Task to complete —
Omit all pictures and give the records below again exactly as written.

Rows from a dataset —

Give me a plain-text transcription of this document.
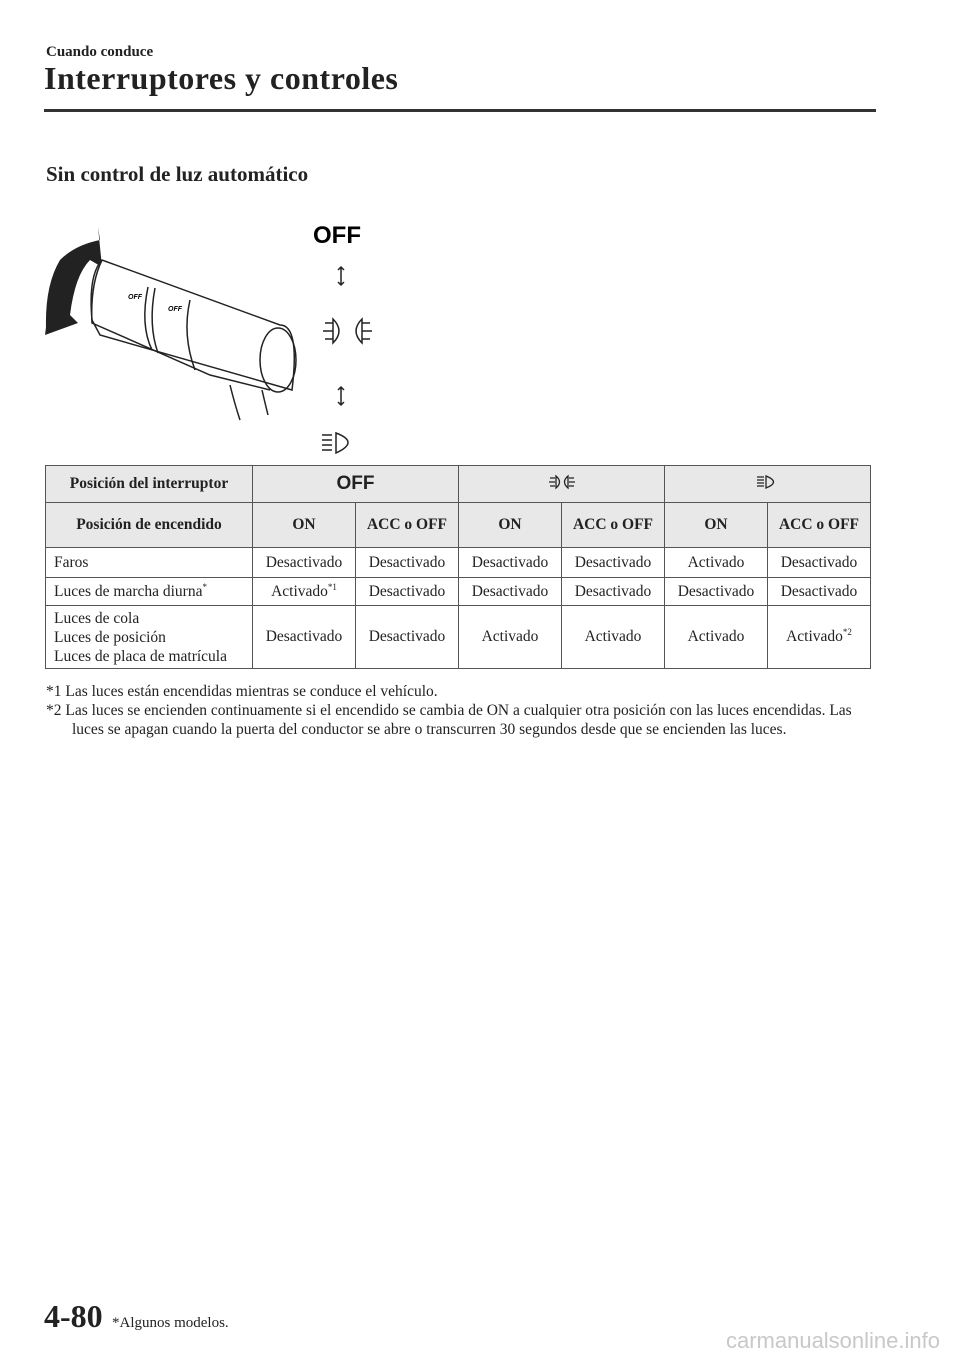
Cuando conduce
Interruptores y controles
Sin control de luz automático
OFF
OFF
OFF
Posición del interruptor	OFF		
Posición de encendido	ON	ACC o OFF	ON	ACC o OFF	ON	ACC o OFF
Faros	Desactivado	Desactivado	Desactivado	Desactivado	Activado	Desactivado
Luces de marcha diurna*	Activado$^{*1}$	Desactivado	Desactivado	Desactivado	Desactivado	Desactivado

Luces de cola
Luces de posición
Luces de placa de matrícula	Desactivado	Desactivado	Activado	Activado	Activado	Activado$^{*2}$
*1 Las luces están encendidas mientras se conduce el vehículo.
*2 Las luces se encienden continuamente si el encendido se cambia de ON a cualquier otra posición con las luces encendidas. Las luces se apagan cuando la puerta del conductor se abre o transcurren 30 segundos desde que se encienden las luces.
4-80 *Algunos modelos.
carmanualsonline.info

Solution for this problem —
Give me a plain-text transcription of this document.
Cuando conduce
Interruptores y controles
Sin control de luz automático
OFF
OFF
OFF
Posición del interruptor	OFF		
Posición de encendido	ON	ACC o OFF	ON	ACC o OFF	ON	ACC o OFF
Faros	Desactivado	Desactivado	Desactivado	Desactivado	Activado	Desactivado
Luces de marcha diurna*	Activado$^{*1}$	Desactivado	Desactivado	Desactivado	Desactivado	Desactivado

Luces de cola
Luces de posición
Luces de placa de matrícula	Desactivado	Desactivado	Activado	Activado	Activado	Activado$^{*2}$
*1 Las luces están encendidas mientras se conduce el vehículo.
*2 Las luces se encienden continuamente si el encendido se cambia de ON a cualquier otra posición con las luces encendidas. Las luces se apagan cuando la puerta del conductor se abre o transcurren 30 segundos desde que se encienden las luces.
4-80 *Algunos modelos.
carmanualsonline.info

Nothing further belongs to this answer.